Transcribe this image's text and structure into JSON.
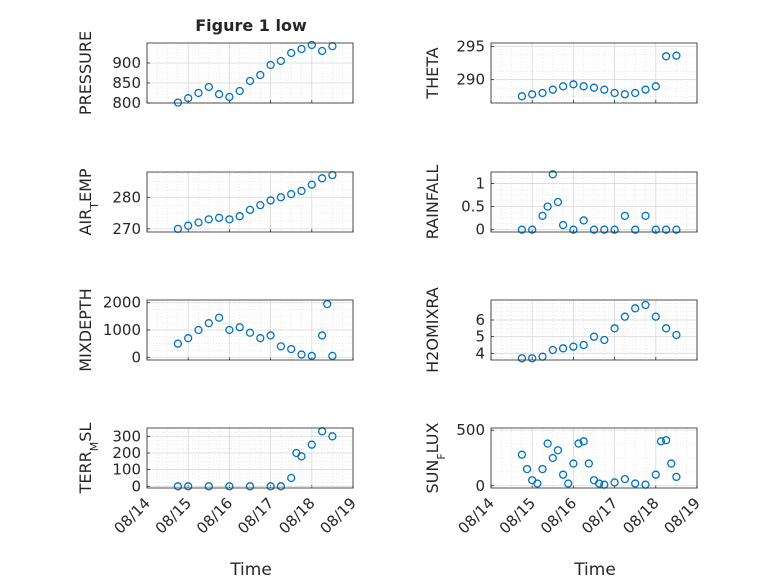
{
  "figure": {
    "title": "Figure 1 low",
    "xlabel": "Time"
  },
  "colors": {
    "marker": "#0072BD",
    "axis": "#262626",
    "grid": "#d9d9d9",
    "background": "#ffffff"
  },
  "chart_data": [
    {
      "type": "scatter",
      "ylabel": "PRESSURE",
      "ylim": [
        800,
        950
      ],
      "yticks": [
        800,
        850,
        900
      ],
      "x": [
        "08/14 18:00",
        "08/15 00:00",
        "08/15 06:00",
        "08/15 12:00",
        "08/15 18:00",
        "08/16 00:00",
        "08/16 06:00",
        "08/16 12:00",
        "08/16 18:00",
        "08/17 00:00",
        "08/17 06:00",
        "08/17 12:00",
        "08/17 18:00",
        "08/18 00:00",
        "08/18 06:00",
        "08/18 12:00"
      ],
      "y": [
        801,
        812,
        825,
        840,
        822,
        815,
        830,
        855,
        870,
        895,
        905,
        925,
        935,
        945,
        930,
        942
      ]
    },
    {
      "type": "scatter",
      "ylabel": "THETA",
      "ylim": [
        286.5,
        295.5
      ],
      "yticks": [
        290,
        295
      ],
      "x": [
        "08/14 18:00",
        "08/15 00:00",
        "08/15 06:00",
        "08/15 12:00",
        "08/15 18:00",
        "08/16 00:00",
        "08/16 06:00",
        "08/16 12:00",
        "08/16 18:00",
        "08/17 00:00",
        "08/17 06:00",
        "08/17 12:00",
        "08/17 18:00",
        "08/18 00:00",
        "08/18 06:00",
        "08/18 12:00"
      ],
      "y": [
        287.5,
        287.8,
        288.0,
        288.5,
        289.0,
        289.3,
        289.0,
        288.8,
        288.5,
        288.0,
        287.8,
        288.0,
        288.5,
        289.0,
        293.5,
        293.6
      ]
    },
    {
      "type": "scatter",
      "ylabel": "AIR_TEMP",
      "ylim": [
        269,
        288
      ],
      "yticks": [
        270,
        280
      ],
      "x": [
        "08/14 18:00",
        "08/15 00:00",
        "08/15 06:00",
        "08/15 12:00",
        "08/15 18:00",
        "08/16 00:00",
        "08/16 06:00",
        "08/16 12:00",
        "08/16 18:00",
        "08/17 00:00",
        "08/17 06:00",
        "08/17 12:00",
        "08/17 18:00",
        "08/18 00:00",
        "08/18 06:00",
        "08/18 12:00"
      ],
      "y": [
        270,
        271,
        272,
        273,
        273.5,
        273,
        274,
        276,
        277.5,
        279,
        280,
        281,
        282,
        284,
        286,
        287
      ]
    },
    {
      "type": "scatter",
      "ylabel": "RAINFALL",
      "ylim": [
        -0.05,
        1.25
      ],
      "yticks": [
        0,
        0.5,
        1
      ],
      "x": [
        "08/14 18:00",
        "08/15 00:00",
        "08/15 06:00",
        "08/15 09:00",
        "08/15 12:00",
        "08/15 15:00",
        "08/15 18:00",
        "08/16 00:00",
        "08/16 06:00",
        "08/16 12:00",
        "08/16 18:00",
        "08/17 00:00",
        "08/17 06:00",
        "08/17 12:00",
        "08/17 18:00",
        "08/18 00:00",
        "08/18 06:00",
        "08/18 12:00"
      ],
      "y": [
        0,
        0,
        0.3,
        0.5,
        1.2,
        0.6,
        0.1,
        0,
        0.2,
        0,
        0,
        0,
        0.3,
        0,
        0.3,
        0,
        0,
        0
      ]
    },
    {
      "type": "scatter",
      "ylabel": "MIXDEPTH",
      "ylim": [
        -100,
        2100
      ],
      "yticks": [
        0,
        1000,
        2000
      ],
      "x": [
        "08/14 18:00",
        "08/15 00:00",
        "08/15 06:00",
        "08/15 12:00",
        "08/15 18:00",
        "08/16 00:00",
        "08/16 06:00",
        "08/16 12:00",
        "08/16 18:00",
        "08/17 00:00",
        "08/17 06:00",
        "08/17 12:00",
        "08/17 18:00",
        "08/18 00:00",
        "08/18 06:00",
        "08/18 09:00",
        "08/18 12:00"
      ],
      "y": [
        500,
        700,
        1000,
        1250,
        1450,
        1000,
        1100,
        900,
        700,
        800,
        400,
        300,
        100,
        50,
        800,
        1950,
        50
      ]
    },
    {
      "type": "scatter",
      "ylabel": "H2OMIXRA",
      "ylim": [
        3.6,
        7.2
      ],
      "yticks": [
        4,
        5,
        6
      ],
      "x": [
        "08/14 18:00",
        "08/15 00:00",
        "08/15 06:00",
        "08/15 12:00",
        "08/15 18:00",
        "08/16 00:00",
        "08/16 06:00",
        "08/16 12:00",
        "08/16 18:00",
        "08/17 00:00",
        "08/17 06:00",
        "08/17 12:00",
        "08/17 18:00",
        "08/18 00:00",
        "08/18 06:00",
        "08/18 12:00"
      ],
      "y": [
        3.7,
        3.7,
        3.8,
        4.2,
        4.3,
        4.4,
        4.5,
        5.0,
        4.8,
        5.5,
        6.2,
        6.7,
        6.9,
        6.2,
        5.5,
        5.1
      ]
    },
    {
      "type": "scatter",
      "ylabel": "TERR_MSL",
      "ylim": [
        -10,
        350
      ],
      "yticks": [
        0,
        100,
        200,
        300
      ],
      "x": [
        "08/14 18:00",
        "08/15 00:00",
        "08/15 12:00",
        "08/16 00:00",
        "08/16 12:00",
        "08/17 00:00",
        "08/17 06:00",
        "08/17 12:00",
        "08/17 15:00",
        "08/17 18:00",
        "08/18 00:00",
        "08/18 06:00",
        "08/18 12:00"
      ],
      "y": [
        0,
        0,
        0,
        0,
        0,
        0,
        0,
        50,
        200,
        180,
        250,
        330,
        300
      ]
    },
    {
      "type": "scatter",
      "ylabel": "SUN_FLUX",
      "ylim": [
        -20,
        520
      ],
      "yticks": [
        0,
        500
      ],
      "x": [
        "08/14 18:00",
        "08/14 21:00",
        "08/15 00:00",
        "08/15 03:00",
        "08/15 06:00",
        "08/15 09:00",
        "08/15 12:00",
        "08/15 15:00",
        "08/15 18:00",
        "08/15 21:00",
        "08/16 00:00",
        "08/16 03:00",
        "08/16 06:00",
        "08/16 09:00",
        "08/16 12:00",
        "08/16 15:00",
        "08/16 18:00",
        "08/17 00:00",
        "08/17 06:00",
        "08/17 12:00",
        "08/17 18:00",
        "08/18 00:00",
        "08/18 03:00",
        "08/18 06:00",
        "08/18 09:00",
        "08/18 12:00"
      ],
      "y": [
        280,
        150,
        50,
        20,
        150,
        380,
        250,
        320,
        100,
        20,
        200,
        380,
        400,
        200,
        50,
        20,
        10,
        30,
        60,
        20,
        10,
        100,
        400,
        410,
        200,
        80
      ]
    }
  ],
  "x_axis": {
    "ticks": [
      "08/14",
      "08/15",
      "08/16",
      "08/17",
      "08/18",
      "08/19"
    ],
    "range": [
      "08/14",
      "08/19"
    ]
  }
}
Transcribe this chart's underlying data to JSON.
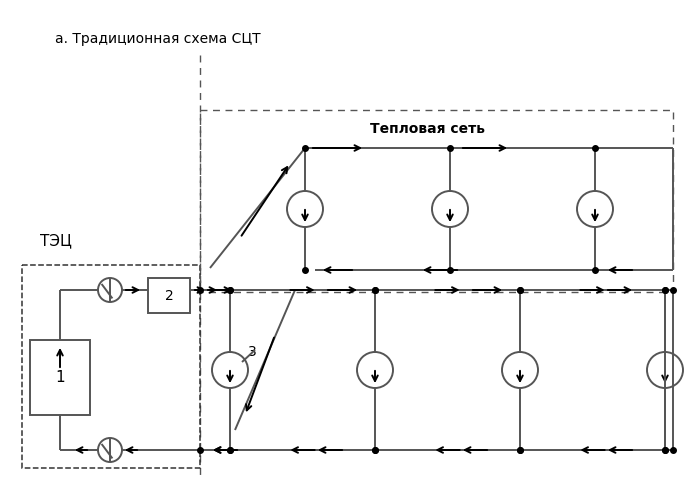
{
  "title": "а. Традиционная схема СЦТ",
  "label_teplovaya": "Тепловая сеть",
  "label_tec": "ТЭЦ",
  "label_1": "1",
  "label_2": "2",
  "label_3": "3",
  "line_color": "#555555",
  "arrow_color": "#000000",
  "bg_color": "#ffffff",
  "dot_color": "#000000",
  "figsize": [
    7.0,
    5.0
  ],
  "dpi": 100
}
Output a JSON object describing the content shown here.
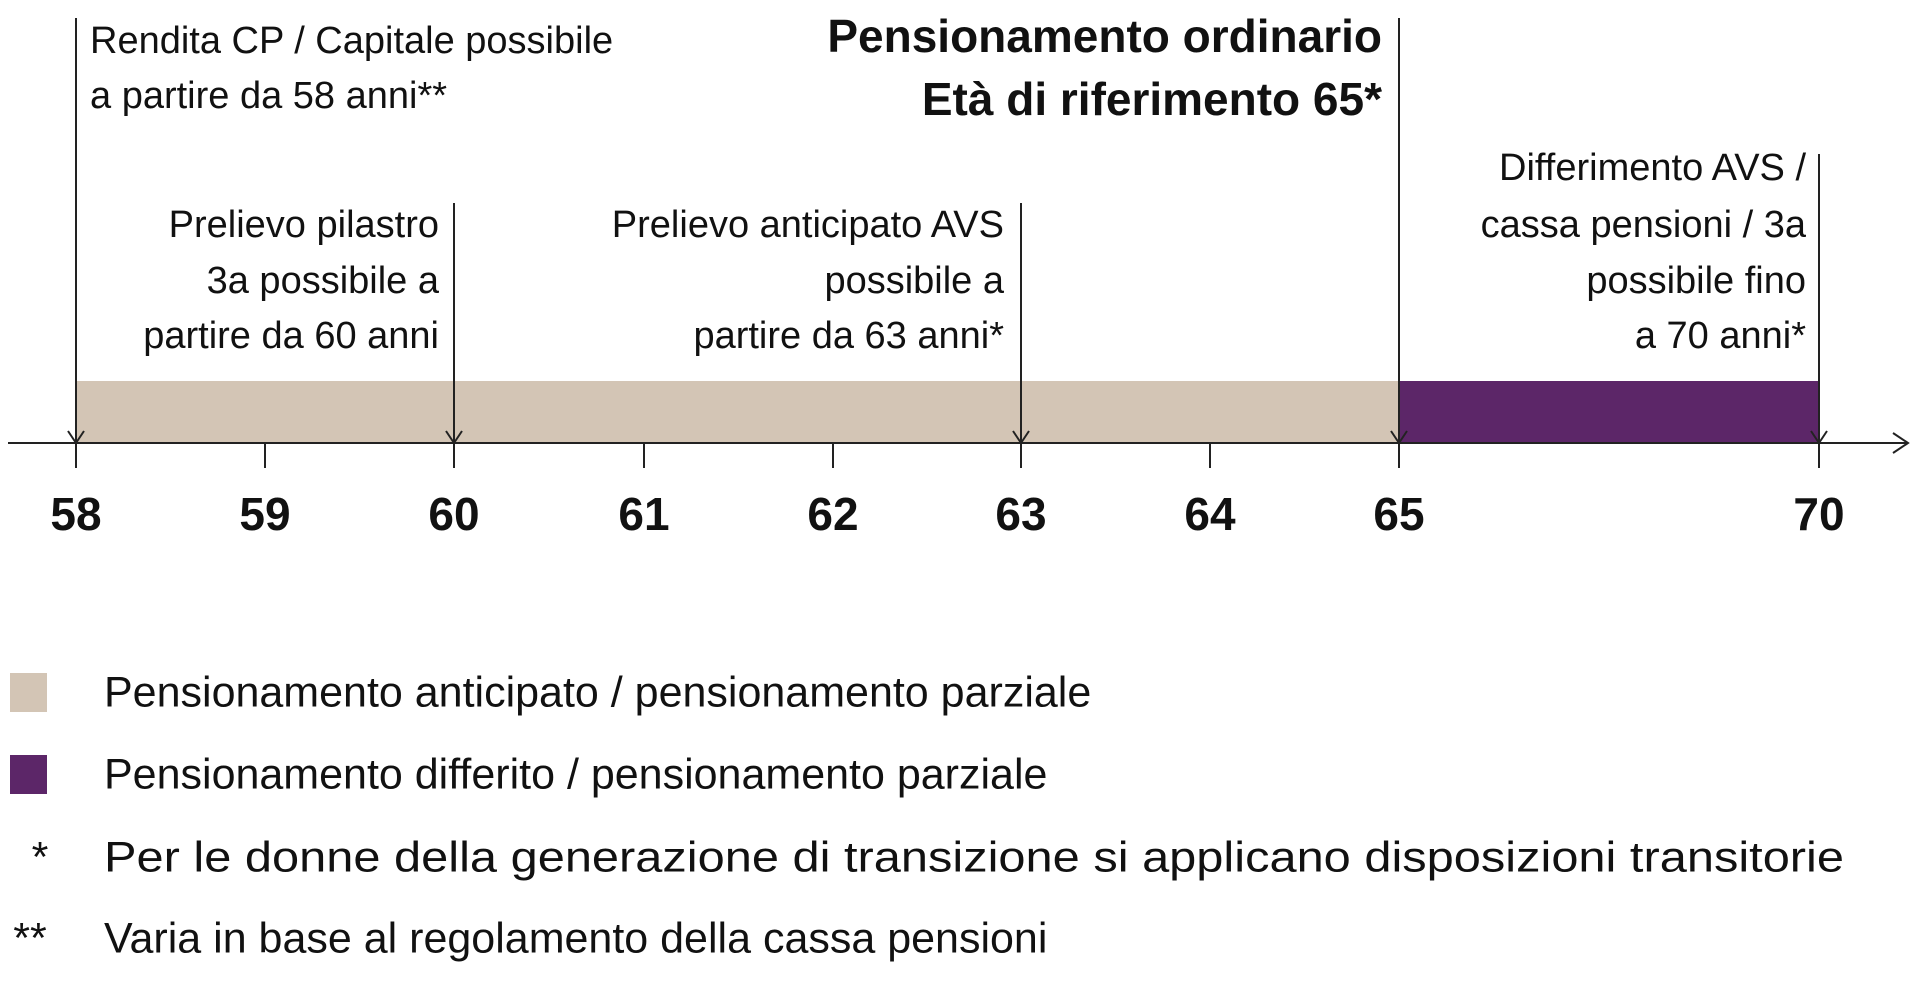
{
  "title": [
    "Pensionamento ordinario",
    "Età di riferimento 65*"
  ],
  "annotations": [
    {
      "lines": [
        "Rendita CP / Capitale possibile",
        "a partire da 58 anni**"
      ]
    },
    {
      "lines": [
        "Prelievo pilastro",
        "3a possibile a",
        "partire da 60 anni"
      ]
    },
    {
      "lines": [
        "Prelievo anticipato AVS",
        "possibile a",
        "partire da 63 anni*"
      ]
    },
    {
      "lines": [
        "Differimento AVS /",
        "cassa pensioni / 3a",
        "possibile fino",
        "a 70 anni*"
      ]
    }
  ],
  "axis": {
    "ticks": [
      "58",
      "59",
      "60",
      "61",
      "62",
      "63",
      "64",
      "65",
      "70"
    ]
  },
  "legend": [
    {
      "label": "Pensionamento anticipato / pensionamento parziale",
      "color": "#d3c5b5"
    },
    {
      "label": "Pensionamento differito / pensionamento parziale",
      "color": "#5c2668"
    }
  ],
  "notes": [
    {
      "symbol": "*",
      "text": "Per le donne della generazione di transizione si applicano disposizioni transitorie"
    },
    {
      "symbol": "**",
      "text": "Varia in base al regolamento della cassa pensioni"
    }
  ]
}
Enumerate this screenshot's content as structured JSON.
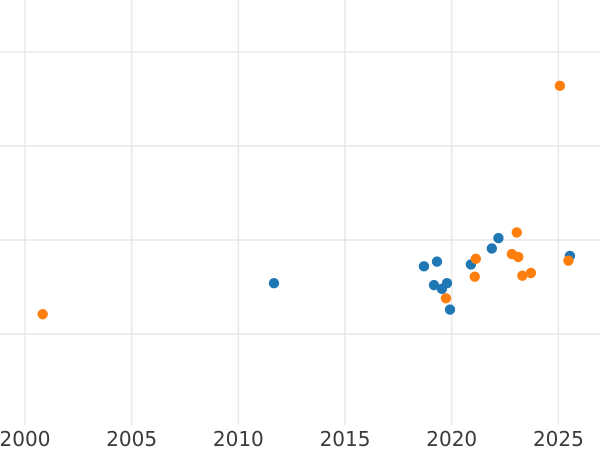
{
  "chart_data": {
    "type": "scatter",
    "title": "",
    "xlabel": "",
    "ylabel": "",
    "xlim": [
      1998.83,
      2026.95
    ],
    "ylim": [
      -0.234,
      4.553
    ],
    "x_ticks": [
      2000,
      2005,
      2010,
      2015,
      2020,
      2025
    ],
    "x_tick_labels": [
      "2000",
      "2005",
      "2010",
      "2015",
      "2020",
      "2025"
    ],
    "y_gridline_values": [
      1,
      2,
      3,
      4
    ],
    "grid": true,
    "legend": "none",
    "colors": {
      "grid": "#e7e7e7",
      "tick_label": "#3b3b3b",
      "background": "#ffffff",
      "series_blue": "#1f77b4",
      "series_orange": "#ff7f0e"
    },
    "series": [
      {
        "name": "series-blue",
        "color": "#1f77b4",
        "points": [
          [
            2011.67,
            1.54
          ],
          [
            2018.7,
            1.72
          ],
          [
            2019.17,
            1.52
          ],
          [
            2019.31,
            1.77
          ],
          [
            2019.54,
            1.48
          ],
          [
            2019.78,
            1.54
          ],
          [
            2019.92,
            1.26
          ],
          [
            2020.9,
            1.74
          ],
          [
            2021.88,
            1.91
          ],
          [
            2022.19,
            2.02
          ],
          [
            2025.54,
            1.83
          ]
        ]
      },
      {
        "name": "series-orange",
        "color": "#ff7f0e",
        "points": [
          [
            2000.83,
            1.21
          ],
          [
            2019.73,
            1.38
          ],
          [
            2021.08,
            1.61
          ],
          [
            2021.13,
            1.8
          ],
          [
            2022.82,
            1.85
          ],
          [
            2023.05,
            2.08
          ],
          [
            2023.12,
            1.82
          ],
          [
            2023.31,
            1.62
          ],
          [
            2023.71,
            1.65
          ],
          [
            2025.07,
            3.64
          ],
          [
            2025.47,
            1.78
          ]
        ]
      }
    ]
  }
}
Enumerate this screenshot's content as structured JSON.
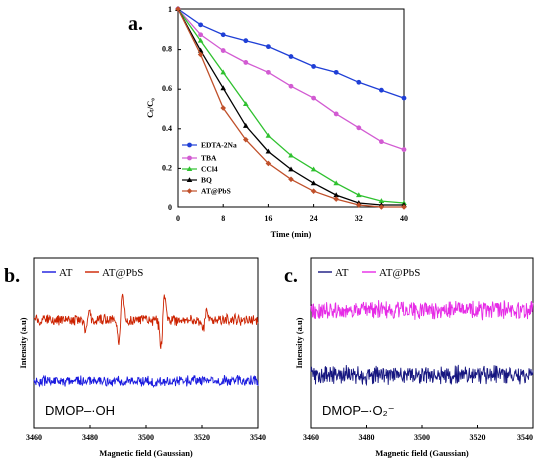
{
  "chart_data": [
    {
      "panel": "a.",
      "type": "line",
      "xlabel": "Time (min)",
      "ylabel": "Cₜ/C₀",
      "xlim": [
        0,
        40
      ],
      "ylim": [
        0,
        1
      ],
      "xticks": [
        "0",
        "8",
        "16",
        "24",
        "32",
        "40"
      ],
      "yticks": [
        "0",
        "0.2",
        "0.4",
        "0.6",
        "0.8",
        "1"
      ],
      "legend_position": "bottom-left",
      "x": [
        0,
        4,
        8,
        12,
        16,
        20,
        24,
        28,
        32,
        36,
        40
      ],
      "series": [
        {
          "name": "EDTA-2Na",
          "color": "#1f3fd6",
          "marker": "circle",
          "values": [
            1.0,
            0.92,
            0.87,
            0.84,
            0.81,
            0.76,
            0.71,
            0.68,
            0.63,
            0.59,
            0.55
          ]
        },
        {
          "name": "TBA",
          "color": "#d25bd2",
          "marker": "circle",
          "values": [
            1.0,
            0.87,
            0.79,
            0.73,
            0.68,
            0.61,
            0.55,
            0.47,
            0.4,
            0.33,
            0.29
          ]
        },
        {
          "name": "CCl4",
          "color": "#2fc12f",
          "marker": "triangle",
          "values": [
            1.0,
            0.84,
            0.68,
            0.52,
            0.36,
            0.26,
            0.19,
            0.12,
            0.06,
            0.03,
            0.02
          ]
        },
        {
          "name": "BQ",
          "color": "#000000",
          "marker": "triangle",
          "values": [
            1.0,
            0.79,
            0.6,
            0.41,
            0.28,
            0.19,
            0.12,
            0.06,
            0.02,
            0.01,
            0.01
          ]
        },
        {
          "name": "AT@PbS",
          "color": "#c0502a",
          "marker": "diamond",
          "values": [
            1.0,
            0.77,
            0.5,
            0.34,
            0.22,
            0.14,
            0.08,
            0.04,
            0.01,
            0.0,
            0.0
          ]
        }
      ]
    },
    {
      "panel": "b.",
      "type": "line",
      "xlabel": "Magnetic field (Gaussian)",
      "ylabel": "Intensity (a.u)",
      "xlim": [
        3460,
        3540
      ],
      "xticks": [
        "3460",
        "3480",
        "3500",
        "3520",
        "3540"
      ],
      "legend_position": "top",
      "label": "DMOP–·OH",
      "series": [
        {
          "name": "AT",
          "color": "#1a1adf",
          "offset": 0.0,
          "noise": 1.0,
          "peaks": []
        },
        {
          "name": "AT@PbS",
          "color": "#cc2200",
          "offset": 1.0,
          "noise": 1.0,
          "peaks": [
            [
              3479,
              0.55
            ],
            [
              3491,
              1.4
            ],
            [
              3506,
              1.6
            ],
            [
              3521,
              0.55
            ]
          ]
        }
      ]
    },
    {
      "panel": "c.",
      "type": "line",
      "xlabel": "Magnetic field (Gaussian)",
      "ylabel": "Intensity (a.u)",
      "xlim": [
        3460,
        3540
      ],
      "xticks": [
        "3460",
        "3480",
        "3500",
        "3520",
        "3540"
      ],
      "legend_position": "top",
      "label": "DMOP–·O₂⁻",
      "series": [
        {
          "name": "AT",
          "color": "#161680",
          "offset": 0.0,
          "noise": 1.0,
          "peaks": []
        },
        {
          "name": "AT@PbS",
          "color": "#e62be6",
          "offset": 1.0,
          "noise": 1.0,
          "peaks": []
        }
      ]
    }
  ]
}
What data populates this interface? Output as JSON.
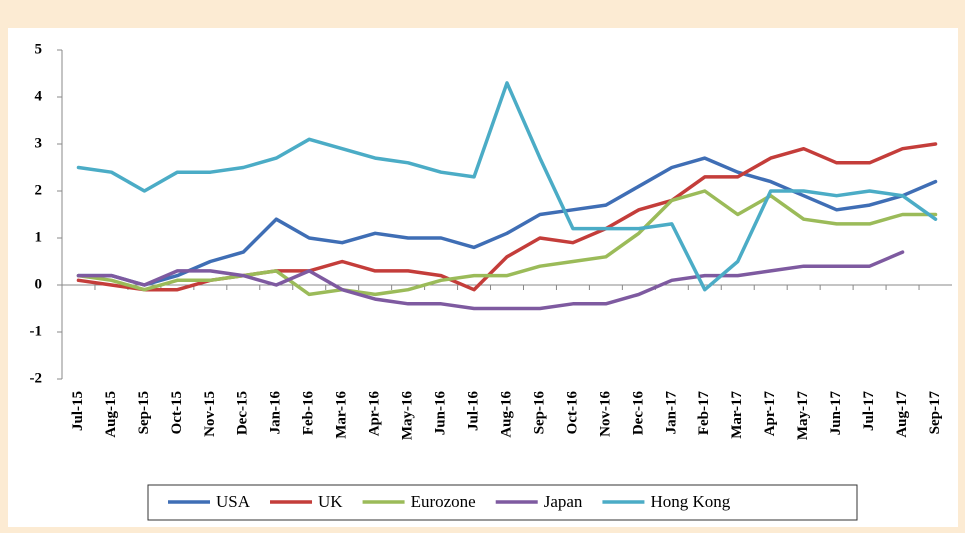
{
  "chart_data": {
    "type": "line",
    "categories": [
      "Jul-15",
      "Aug-15",
      "Sep-15",
      "Oct-15",
      "Nov-15",
      "Dec-15",
      "Jan-16",
      "Feb-16",
      "Mar-16",
      "Apr-16",
      "May-16",
      "Jun-16",
      "Jul-16",
      "Aug-16",
      "Sep-16",
      "Oct-16",
      "Nov-16",
      "Dec-16",
      "Jan-17",
      "Feb-17",
      "Mar-17",
      "Apr-17",
      "May-17",
      "Jun-17",
      "Jul-17",
      "Aug-17",
      "Sep-17"
    ],
    "series": [
      {
        "name": "USA",
        "color": "#3f6eb5",
        "values": [
          0.2,
          0.2,
          0.0,
          0.2,
          0.5,
          0.7,
          1.4,
          1.0,
          0.9,
          1.1,
          1.0,
          1.0,
          0.8,
          1.1,
          1.5,
          1.6,
          1.7,
          2.1,
          2.5,
          2.7,
          2.4,
          2.2,
          1.9,
          1.6,
          1.7,
          1.9,
          2.2
        ]
      },
      {
        "name": "UK",
        "color": "#c43d3a",
        "values": [
          0.1,
          0.0,
          -0.1,
          -0.1,
          0.1,
          0.2,
          0.3,
          0.3,
          0.5,
          0.3,
          0.3,
          0.2,
          -0.1,
          0.6,
          1.0,
          0.9,
          1.2,
          1.6,
          1.8,
          2.3,
          2.3,
          2.7,
          2.9,
          2.6,
          2.6,
          2.9,
          3.0
        ]
      },
      {
        "name": "Eurozone",
        "color": "#9bbb59",
        "values": [
          0.2,
          0.1,
          -0.1,
          0.1,
          0.1,
          0.2,
          0.3,
          -0.2,
          -0.1,
          -0.2,
          -0.1,
          0.1,
          0.2,
          0.2,
          0.4,
          0.5,
          0.6,
          1.1,
          1.8,
          2.0,
          1.5,
          1.9,
          1.4,
          1.3,
          1.3,
          1.5,
          1.5
        ]
      },
      {
        "name": "Japan",
        "color": "#7e5aa0",
        "values": [
          0.2,
          0.2,
          0.0,
          0.3,
          0.3,
          0.2,
          0.0,
          0.3,
          -0.1,
          -0.3,
          -0.4,
          -0.4,
          -0.5,
          -0.5,
          -0.5,
          -0.4,
          -0.4,
          -0.2,
          0.1,
          0.2,
          0.2,
          0.3,
          0.4,
          0.4,
          0.4,
          0.7,
          null
        ]
      },
      {
        "name": "Hong Kong",
        "color": "#4bacc6",
        "values": [
          2.5,
          2.4,
          2.0,
          2.4,
          2.4,
          2.5,
          2.7,
          3.1,
          2.9,
          2.7,
          2.6,
          2.4,
          2.3,
          4.3,
          2.7,
          1.2,
          1.2,
          1.2,
          1.3,
          -0.1,
          0.5,
          2.0,
          2.0,
          1.9,
          2.0,
          1.9,
          1.4
        ]
      }
    ],
    "ylim": [
      -2,
      5
    ],
    "yticks": [
      -2,
      -1,
      0,
      1,
      2,
      3,
      4,
      5
    ],
    "grid": false,
    "legend": "bottom"
  }
}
□ □ □ □ □ □ □
Given request:
Find out how many lines in the listing contain the string "this". Give the number alone.

Problem solution:
5